**TASK BRIEF**
Extract every line that contains the string "title".

[Excerpts from a figure dataset]
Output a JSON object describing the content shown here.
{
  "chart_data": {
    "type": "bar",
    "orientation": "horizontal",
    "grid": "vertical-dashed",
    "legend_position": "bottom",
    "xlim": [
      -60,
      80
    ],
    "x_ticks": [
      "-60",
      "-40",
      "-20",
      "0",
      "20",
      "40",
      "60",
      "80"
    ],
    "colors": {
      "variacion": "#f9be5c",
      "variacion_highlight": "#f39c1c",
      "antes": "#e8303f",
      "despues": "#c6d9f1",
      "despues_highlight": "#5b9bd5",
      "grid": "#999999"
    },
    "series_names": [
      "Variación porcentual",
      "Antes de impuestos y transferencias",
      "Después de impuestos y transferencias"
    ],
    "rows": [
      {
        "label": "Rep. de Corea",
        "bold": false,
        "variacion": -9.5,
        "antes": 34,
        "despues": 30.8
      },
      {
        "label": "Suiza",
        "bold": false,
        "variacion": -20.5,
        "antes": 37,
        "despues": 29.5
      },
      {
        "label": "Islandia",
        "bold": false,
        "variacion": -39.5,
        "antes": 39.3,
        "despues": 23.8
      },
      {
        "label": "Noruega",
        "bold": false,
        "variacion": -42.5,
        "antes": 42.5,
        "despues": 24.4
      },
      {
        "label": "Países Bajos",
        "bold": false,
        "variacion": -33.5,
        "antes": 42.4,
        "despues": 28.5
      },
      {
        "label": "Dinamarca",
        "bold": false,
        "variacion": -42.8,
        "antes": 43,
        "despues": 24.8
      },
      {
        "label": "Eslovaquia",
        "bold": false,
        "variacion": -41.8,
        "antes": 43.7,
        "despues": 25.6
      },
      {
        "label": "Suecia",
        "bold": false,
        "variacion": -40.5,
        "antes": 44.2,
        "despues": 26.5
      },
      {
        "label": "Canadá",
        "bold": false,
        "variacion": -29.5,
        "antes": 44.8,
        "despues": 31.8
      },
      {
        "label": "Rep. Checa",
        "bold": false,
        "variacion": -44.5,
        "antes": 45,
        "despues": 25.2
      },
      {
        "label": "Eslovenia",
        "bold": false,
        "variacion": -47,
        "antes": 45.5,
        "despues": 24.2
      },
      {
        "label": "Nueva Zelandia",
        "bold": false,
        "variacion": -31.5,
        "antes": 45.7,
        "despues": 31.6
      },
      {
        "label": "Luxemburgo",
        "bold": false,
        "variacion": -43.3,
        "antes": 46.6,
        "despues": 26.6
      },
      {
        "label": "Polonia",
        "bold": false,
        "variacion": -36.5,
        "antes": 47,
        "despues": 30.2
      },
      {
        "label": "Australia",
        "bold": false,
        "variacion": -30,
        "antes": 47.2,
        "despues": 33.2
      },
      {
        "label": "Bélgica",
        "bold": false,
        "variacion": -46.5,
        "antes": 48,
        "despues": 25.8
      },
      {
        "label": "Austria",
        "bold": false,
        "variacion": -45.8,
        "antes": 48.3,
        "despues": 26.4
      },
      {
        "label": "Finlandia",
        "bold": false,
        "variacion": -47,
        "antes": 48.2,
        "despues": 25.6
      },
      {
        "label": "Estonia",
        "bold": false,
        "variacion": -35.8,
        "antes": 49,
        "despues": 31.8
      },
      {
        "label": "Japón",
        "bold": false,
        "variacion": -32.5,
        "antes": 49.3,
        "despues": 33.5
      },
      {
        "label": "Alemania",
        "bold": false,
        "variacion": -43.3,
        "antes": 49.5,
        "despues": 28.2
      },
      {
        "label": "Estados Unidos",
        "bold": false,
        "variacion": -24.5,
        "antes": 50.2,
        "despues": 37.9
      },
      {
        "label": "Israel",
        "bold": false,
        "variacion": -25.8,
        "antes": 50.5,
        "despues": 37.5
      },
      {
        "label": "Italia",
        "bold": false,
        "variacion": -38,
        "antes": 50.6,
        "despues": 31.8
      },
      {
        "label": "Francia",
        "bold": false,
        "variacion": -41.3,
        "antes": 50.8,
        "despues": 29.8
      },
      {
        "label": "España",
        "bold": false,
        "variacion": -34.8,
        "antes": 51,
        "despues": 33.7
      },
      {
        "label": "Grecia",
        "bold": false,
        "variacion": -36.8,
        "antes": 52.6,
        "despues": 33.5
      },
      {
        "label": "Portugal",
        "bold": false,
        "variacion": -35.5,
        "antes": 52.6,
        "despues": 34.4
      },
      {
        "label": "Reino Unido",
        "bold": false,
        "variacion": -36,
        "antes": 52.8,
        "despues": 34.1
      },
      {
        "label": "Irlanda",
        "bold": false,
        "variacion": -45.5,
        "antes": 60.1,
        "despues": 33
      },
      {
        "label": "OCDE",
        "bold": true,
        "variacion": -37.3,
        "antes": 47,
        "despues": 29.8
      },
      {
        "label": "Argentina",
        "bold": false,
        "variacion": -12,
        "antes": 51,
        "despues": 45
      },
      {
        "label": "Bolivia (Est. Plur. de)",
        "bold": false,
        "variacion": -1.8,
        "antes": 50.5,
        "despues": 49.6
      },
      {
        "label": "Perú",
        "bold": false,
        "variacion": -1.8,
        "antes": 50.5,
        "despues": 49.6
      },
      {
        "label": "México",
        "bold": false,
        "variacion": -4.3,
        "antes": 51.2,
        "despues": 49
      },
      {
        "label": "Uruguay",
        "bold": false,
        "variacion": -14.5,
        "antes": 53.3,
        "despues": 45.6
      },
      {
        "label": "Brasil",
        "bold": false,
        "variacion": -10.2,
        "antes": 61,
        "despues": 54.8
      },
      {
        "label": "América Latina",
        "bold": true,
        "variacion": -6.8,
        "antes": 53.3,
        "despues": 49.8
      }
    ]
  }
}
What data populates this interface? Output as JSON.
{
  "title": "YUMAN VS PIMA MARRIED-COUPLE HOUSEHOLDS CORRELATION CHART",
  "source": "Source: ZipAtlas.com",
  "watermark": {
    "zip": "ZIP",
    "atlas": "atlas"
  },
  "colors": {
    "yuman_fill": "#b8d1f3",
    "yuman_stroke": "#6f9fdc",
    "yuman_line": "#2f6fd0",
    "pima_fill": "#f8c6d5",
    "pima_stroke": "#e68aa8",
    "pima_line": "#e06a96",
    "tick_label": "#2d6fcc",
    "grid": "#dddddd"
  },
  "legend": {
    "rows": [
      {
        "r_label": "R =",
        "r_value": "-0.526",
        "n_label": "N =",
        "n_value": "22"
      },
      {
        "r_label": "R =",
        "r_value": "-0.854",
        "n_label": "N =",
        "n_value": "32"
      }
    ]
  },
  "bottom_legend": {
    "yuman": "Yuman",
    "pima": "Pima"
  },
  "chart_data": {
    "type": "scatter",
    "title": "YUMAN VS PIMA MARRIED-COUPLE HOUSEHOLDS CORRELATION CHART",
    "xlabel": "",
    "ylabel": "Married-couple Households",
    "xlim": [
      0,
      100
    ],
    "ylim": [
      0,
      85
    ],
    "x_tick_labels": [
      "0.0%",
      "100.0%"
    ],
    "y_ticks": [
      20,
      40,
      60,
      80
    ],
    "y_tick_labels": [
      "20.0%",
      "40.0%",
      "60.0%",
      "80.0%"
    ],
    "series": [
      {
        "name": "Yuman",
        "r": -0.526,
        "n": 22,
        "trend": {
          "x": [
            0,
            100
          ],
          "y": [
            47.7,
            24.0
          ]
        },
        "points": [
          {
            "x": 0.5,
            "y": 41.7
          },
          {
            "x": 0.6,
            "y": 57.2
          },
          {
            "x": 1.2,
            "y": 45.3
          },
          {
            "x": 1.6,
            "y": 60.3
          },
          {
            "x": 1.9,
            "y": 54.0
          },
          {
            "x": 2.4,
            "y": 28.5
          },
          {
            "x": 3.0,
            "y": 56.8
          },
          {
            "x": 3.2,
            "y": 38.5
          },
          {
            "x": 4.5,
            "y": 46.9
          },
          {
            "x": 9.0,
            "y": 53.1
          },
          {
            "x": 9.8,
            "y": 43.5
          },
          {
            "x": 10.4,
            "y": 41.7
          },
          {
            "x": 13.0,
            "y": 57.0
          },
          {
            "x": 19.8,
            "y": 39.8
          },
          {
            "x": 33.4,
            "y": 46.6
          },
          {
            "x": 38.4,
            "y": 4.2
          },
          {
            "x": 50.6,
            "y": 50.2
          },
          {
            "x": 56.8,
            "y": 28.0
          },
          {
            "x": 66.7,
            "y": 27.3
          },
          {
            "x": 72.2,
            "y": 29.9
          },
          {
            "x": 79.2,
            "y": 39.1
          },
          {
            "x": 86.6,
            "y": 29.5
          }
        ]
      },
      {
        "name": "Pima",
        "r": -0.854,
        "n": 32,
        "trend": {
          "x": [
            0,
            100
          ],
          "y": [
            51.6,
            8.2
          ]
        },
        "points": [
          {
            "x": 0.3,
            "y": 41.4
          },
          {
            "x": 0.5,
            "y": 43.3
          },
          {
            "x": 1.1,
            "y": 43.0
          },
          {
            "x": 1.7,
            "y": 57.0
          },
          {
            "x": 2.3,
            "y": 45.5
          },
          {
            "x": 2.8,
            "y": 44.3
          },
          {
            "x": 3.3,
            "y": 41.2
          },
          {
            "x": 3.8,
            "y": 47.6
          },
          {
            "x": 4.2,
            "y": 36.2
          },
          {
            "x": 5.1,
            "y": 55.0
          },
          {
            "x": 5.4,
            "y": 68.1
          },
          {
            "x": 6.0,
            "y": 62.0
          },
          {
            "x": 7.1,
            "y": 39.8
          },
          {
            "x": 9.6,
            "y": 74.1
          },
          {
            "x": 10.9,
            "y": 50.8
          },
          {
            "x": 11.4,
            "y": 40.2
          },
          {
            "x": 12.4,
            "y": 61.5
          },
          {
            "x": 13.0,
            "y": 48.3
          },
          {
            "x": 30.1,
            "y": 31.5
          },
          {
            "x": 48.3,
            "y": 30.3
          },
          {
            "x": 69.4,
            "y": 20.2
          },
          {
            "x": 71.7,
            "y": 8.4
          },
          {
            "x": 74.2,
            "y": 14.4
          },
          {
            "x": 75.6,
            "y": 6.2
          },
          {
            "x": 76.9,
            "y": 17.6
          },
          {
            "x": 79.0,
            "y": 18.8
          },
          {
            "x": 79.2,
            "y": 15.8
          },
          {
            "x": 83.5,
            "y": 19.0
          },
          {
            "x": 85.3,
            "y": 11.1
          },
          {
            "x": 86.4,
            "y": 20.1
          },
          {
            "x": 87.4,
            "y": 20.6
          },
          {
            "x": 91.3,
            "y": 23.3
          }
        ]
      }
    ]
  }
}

**RESULT BELOW**
  "title": "YUMAN VS PIMA MARRIED-COUPLE HOUSEHOLDS CORRELATION CHART",
    "title": "YUMAN VS PIMA MARRIED-COUPLE HOUSEHOLDS CORRELATION CHART",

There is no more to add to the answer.